STATED GOAL :: Your task is to give the listing below back word for word, pictures excluded.

DATA PROVIDED ::
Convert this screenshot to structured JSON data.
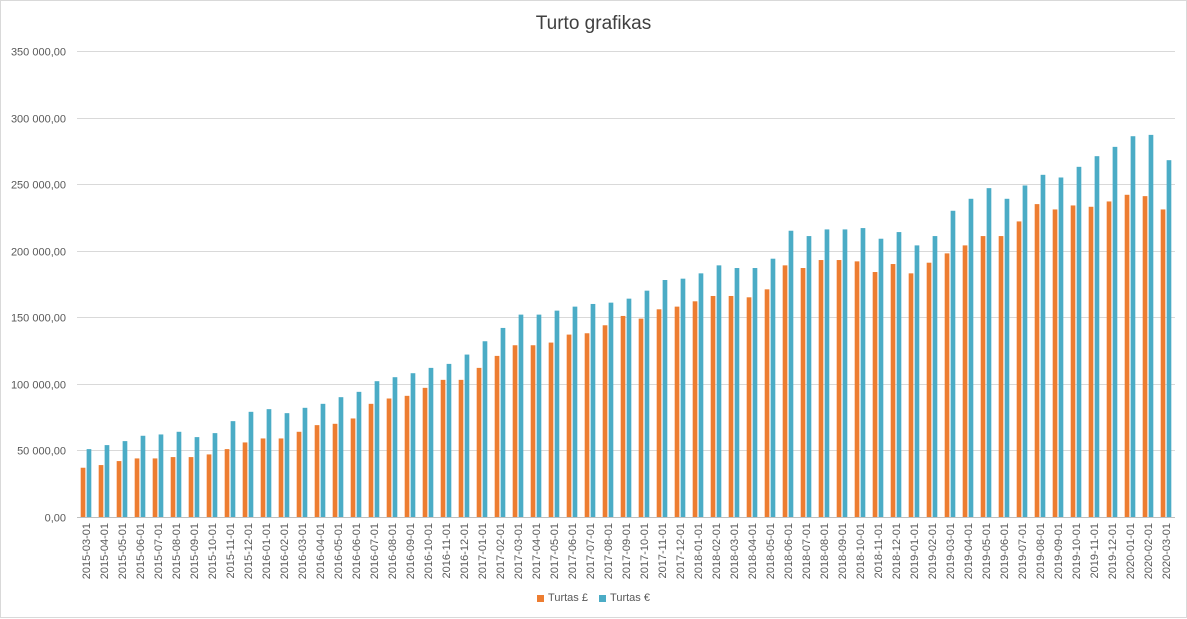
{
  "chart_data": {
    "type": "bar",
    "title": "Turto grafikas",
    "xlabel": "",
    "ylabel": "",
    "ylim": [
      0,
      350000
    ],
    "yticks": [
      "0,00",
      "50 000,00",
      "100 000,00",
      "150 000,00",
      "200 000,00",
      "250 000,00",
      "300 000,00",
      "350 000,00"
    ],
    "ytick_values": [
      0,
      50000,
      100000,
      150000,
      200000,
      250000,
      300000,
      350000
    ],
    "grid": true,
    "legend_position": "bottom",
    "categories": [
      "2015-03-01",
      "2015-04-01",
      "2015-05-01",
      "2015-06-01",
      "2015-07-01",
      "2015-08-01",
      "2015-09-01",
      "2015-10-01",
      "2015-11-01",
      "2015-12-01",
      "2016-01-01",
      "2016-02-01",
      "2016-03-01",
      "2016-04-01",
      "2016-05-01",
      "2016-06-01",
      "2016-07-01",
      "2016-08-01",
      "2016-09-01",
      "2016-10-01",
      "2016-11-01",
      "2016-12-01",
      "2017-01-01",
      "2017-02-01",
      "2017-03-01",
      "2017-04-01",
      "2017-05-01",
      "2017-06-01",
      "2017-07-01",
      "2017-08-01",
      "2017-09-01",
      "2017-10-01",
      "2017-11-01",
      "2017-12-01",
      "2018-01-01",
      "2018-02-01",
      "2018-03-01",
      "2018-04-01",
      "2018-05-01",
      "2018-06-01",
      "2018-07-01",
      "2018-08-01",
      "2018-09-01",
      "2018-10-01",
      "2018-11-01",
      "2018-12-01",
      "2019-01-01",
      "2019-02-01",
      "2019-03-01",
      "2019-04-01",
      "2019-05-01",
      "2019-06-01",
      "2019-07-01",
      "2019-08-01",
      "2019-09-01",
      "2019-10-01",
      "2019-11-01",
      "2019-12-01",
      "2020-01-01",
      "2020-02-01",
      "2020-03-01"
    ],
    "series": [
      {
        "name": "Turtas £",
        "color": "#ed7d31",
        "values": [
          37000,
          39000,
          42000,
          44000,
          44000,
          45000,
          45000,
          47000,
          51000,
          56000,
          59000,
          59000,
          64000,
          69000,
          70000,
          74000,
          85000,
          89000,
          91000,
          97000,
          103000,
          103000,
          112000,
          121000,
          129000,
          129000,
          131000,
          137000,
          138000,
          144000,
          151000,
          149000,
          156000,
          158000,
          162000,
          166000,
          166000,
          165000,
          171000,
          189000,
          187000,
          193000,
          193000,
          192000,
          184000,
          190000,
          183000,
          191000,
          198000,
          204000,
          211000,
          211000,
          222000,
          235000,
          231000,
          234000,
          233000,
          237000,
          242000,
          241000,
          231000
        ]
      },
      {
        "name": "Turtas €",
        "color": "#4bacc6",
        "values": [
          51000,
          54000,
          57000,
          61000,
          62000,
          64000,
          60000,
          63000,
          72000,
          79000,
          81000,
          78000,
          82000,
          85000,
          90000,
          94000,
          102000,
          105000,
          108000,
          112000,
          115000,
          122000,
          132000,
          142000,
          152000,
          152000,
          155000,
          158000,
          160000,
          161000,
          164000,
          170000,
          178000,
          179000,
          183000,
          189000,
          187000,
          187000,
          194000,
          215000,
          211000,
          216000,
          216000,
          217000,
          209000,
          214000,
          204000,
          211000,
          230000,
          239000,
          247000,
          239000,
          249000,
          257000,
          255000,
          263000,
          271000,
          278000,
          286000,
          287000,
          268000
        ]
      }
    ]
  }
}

TASK ANSWER ::
Convert this screenshot to structured JSON data.
{
  "chart_data": {
    "type": "bar",
    "title": "Turto grafikas",
    "xlabel": "",
    "ylabel": "",
    "ylim": [
      0,
      350000
    ],
    "yticks": [
      "0,00",
      "50 000,00",
      "100 000,00",
      "150 000,00",
      "200 000,00",
      "250 000,00",
      "300 000,00",
      "350 000,00"
    ],
    "ytick_values": [
      0,
      50000,
      100000,
      150000,
      200000,
      250000,
      300000,
      350000
    ],
    "grid": true,
    "legend_position": "bottom",
    "categories": [
      "2015-03-01",
      "2015-04-01",
      "2015-05-01",
      "2015-06-01",
      "2015-07-01",
      "2015-08-01",
      "2015-09-01",
      "2015-10-01",
      "2015-11-01",
      "2015-12-01",
      "2016-01-01",
      "2016-02-01",
      "2016-03-01",
      "2016-04-01",
      "2016-05-01",
      "2016-06-01",
      "2016-07-01",
      "2016-08-01",
      "2016-09-01",
      "2016-10-01",
      "2016-11-01",
      "2016-12-01",
      "2017-01-01",
      "2017-02-01",
      "2017-03-01",
      "2017-04-01",
      "2017-05-01",
      "2017-06-01",
      "2017-07-01",
      "2017-08-01",
      "2017-09-01",
      "2017-10-01",
      "2017-11-01",
      "2017-12-01",
      "2018-01-01",
      "2018-02-01",
      "2018-03-01",
      "2018-04-01",
      "2018-05-01",
      "2018-06-01",
      "2018-07-01",
      "2018-08-01",
      "2018-09-01",
      "2018-10-01",
      "2018-11-01",
      "2018-12-01",
      "2019-01-01",
      "2019-02-01",
      "2019-03-01",
      "2019-04-01",
      "2019-05-01",
      "2019-06-01",
      "2019-07-01",
      "2019-08-01",
      "2019-09-01",
      "2019-10-01",
      "2019-11-01",
      "2019-12-01",
      "2020-01-01",
      "2020-02-01",
      "2020-03-01"
    ],
    "series": [
      {
        "name": "Turtas £",
        "color": "#ed7d31",
        "values": [
          37000,
          39000,
          42000,
          44000,
          44000,
          45000,
          45000,
          47000,
          51000,
          56000,
          59000,
          59000,
          64000,
          69000,
          70000,
          74000,
          85000,
          89000,
          91000,
          97000,
          103000,
          103000,
          112000,
          121000,
          129000,
          129000,
          131000,
          137000,
          138000,
          144000,
          151000,
          149000,
          156000,
          158000,
          162000,
          166000,
          166000,
          165000,
          171000,
          189000,
          187000,
          193000,
          193000,
          192000,
          184000,
          190000,
          183000,
          191000,
          198000,
          204000,
          211000,
          211000,
          222000,
          235000,
          231000,
          234000,
          233000,
          237000,
          242000,
          241000,
          231000
        ]
      },
      {
        "name": "Turtas €",
        "color": "#4bacc6",
        "values": [
          51000,
          54000,
          57000,
          61000,
          62000,
          64000,
          60000,
          63000,
          72000,
          79000,
          81000,
          78000,
          82000,
          85000,
          90000,
          94000,
          102000,
          105000,
          108000,
          112000,
          115000,
          122000,
          132000,
          142000,
          152000,
          152000,
          155000,
          158000,
          160000,
          161000,
          164000,
          170000,
          178000,
          179000,
          183000,
          189000,
          187000,
          187000,
          194000,
          215000,
          211000,
          216000,
          216000,
          217000,
          209000,
          214000,
          204000,
          211000,
          230000,
          239000,
          247000,
          239000,
          249000,
          257000,
          255000,
          263000,
          271000,
          278000,
          286000,
          287000,
          268000
        ]
      }
    ]
  }
}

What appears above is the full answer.